**Set exercise**
Your task is to transcribe all of the data below exactly, omitting the images.
++++ Extracted material ++++
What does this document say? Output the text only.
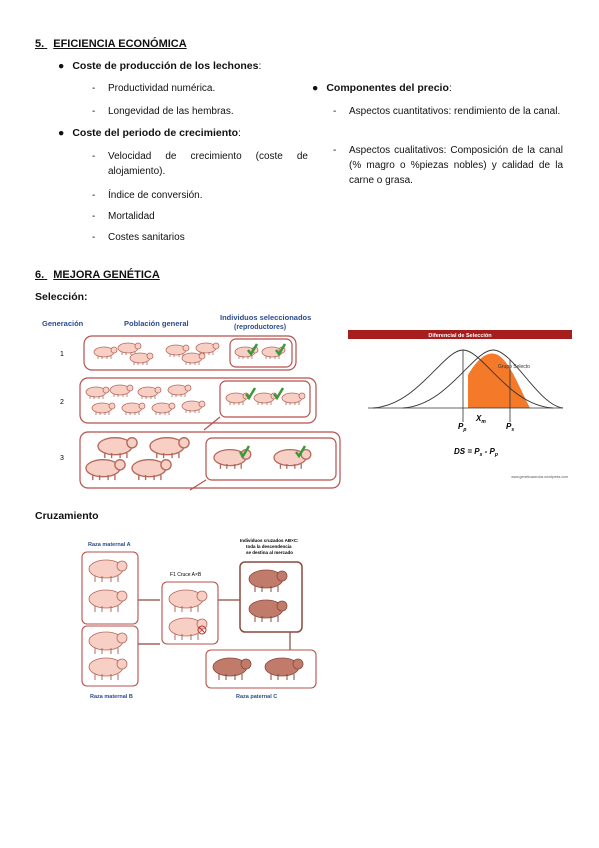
5. EFICIENCIA ECONÓMICA
● Coste de producción de los lechones:
- Productividad numérica.
- Longevidad de las hembras.
● Coste del periodo de crecimiento:
- Velocidad de crecimiento (coste de alojamiento).
- Índice de conversión.
- Mortalidad
- Costes sanitarios
● Componentes del precio:
- Aspectos cuantitativos: rendimiento de la canal.
- Aspectos cualitativos: Composición de la canal (% magro o %piezas nobles) y calidad de la carne o grasa.
6. MEJORA GENÉTICA
Selección:
Generación	Población general
Individuos seleccionados
(reproductores)
1
2
3
Diferencial de Selección
Grupo Selecto
$X_m$
$P_p$	$P_s$
DS = $P_s - P_p$
www.geneticacerdos.wordpress.com
Cruzamiento
Raza maternal A
Raza maternal B
F1 Cruce A×B
Individuos cruzados AB×C:
toda la descendencia
se destina al mercado
Raza paternal C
++++
**Expected output**
What does this document say? Output the text only.
5. EFICIENCIA ECONÓMICA
● Coste de producción de los lechones:
- Productividad numérica.
- Longevidad de las hembras.
● Coste del periodo de crecimiento:
- Velocidad de crecimiento (coste de alojamiento).
- Índice de conversión.
- Mortalidad
- Costes sanitarios
● Componentes del precio:
- Aspectos cuantitativos: rendimiento de la canal.
- Aspectos cualitativos: Composición de la canal (% magro o %piezas nobles) y calidad de la carne o grasa.
6. MEJORA GENÉTICA
Selección:
Generación	Población general
Individuos seleccionados
(reproductores)
1
2
3
Diferencial de Selección
Grupo Selecto
$X_m$
$P_p$	$P_s$
DS = $P_s - P_p$
www.geneticacerdos.wordpress.com
Cruzamiento
Raza maternal A
Raza maternal B
F1 Cruce A×B
Individuos cruzados AB×C:
toda la descendencia
se destina al mercado
Raza paternal C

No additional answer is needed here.